■ Stated exercise ■
Your task is to copy the listing exactly, with the pictures left out.

■ Recorded data ■
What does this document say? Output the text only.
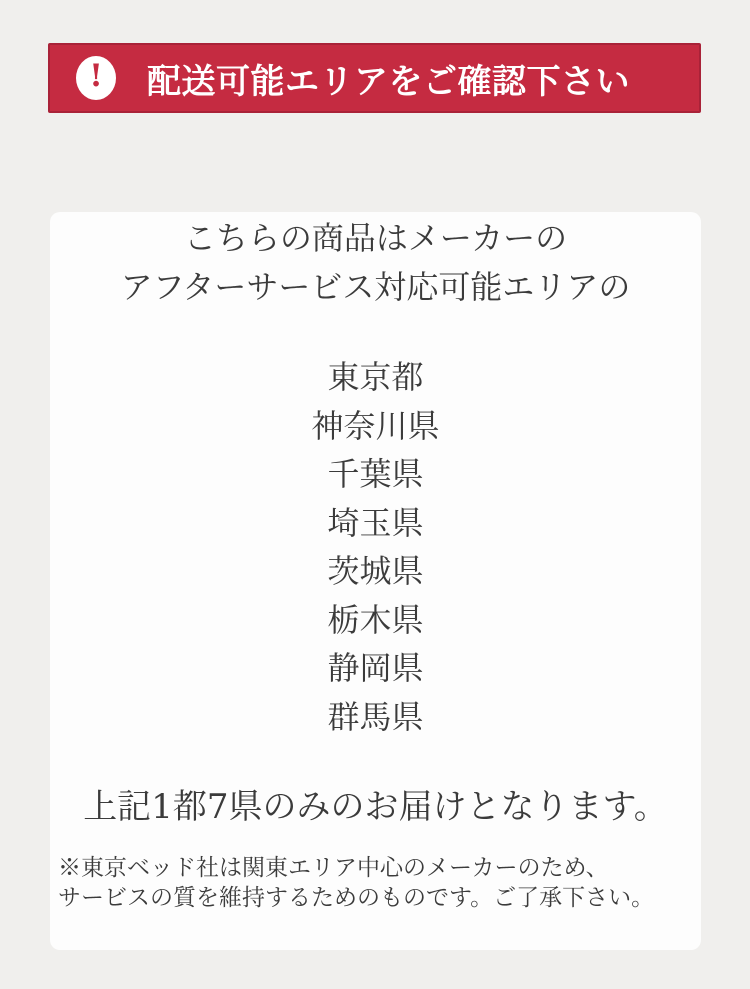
! 配送可能エリアをご確認下さい
こちらの商品はメーカーの
アフターサービス対応可能エリアの
東京都
神奈川県
千葉県
埼玉県
茨城県
栃木県
静岡県
群馬県

上記1都7県のみのお届けとなります。

※東京ベッド社は関東エリア中心のメーカーのため、
サービスの質を維持するためのものです。ご了承下さい。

■ Output of the task ■
What does this document say? Output the text only.
! 配送可能エリアをご確認下さい
こちらの商品はメーカーの
アフターサービス対応可能エリアの
東京都
神奈川県
千葉県
埼玉県
茨城県
栃木県
静岡県
群馬県

上記1都7県のみのお届けとなります。

※東京ベッド社は関東エリア中心のメーカーのため、
サービスの質を維持するためのものです。ご了承下さい。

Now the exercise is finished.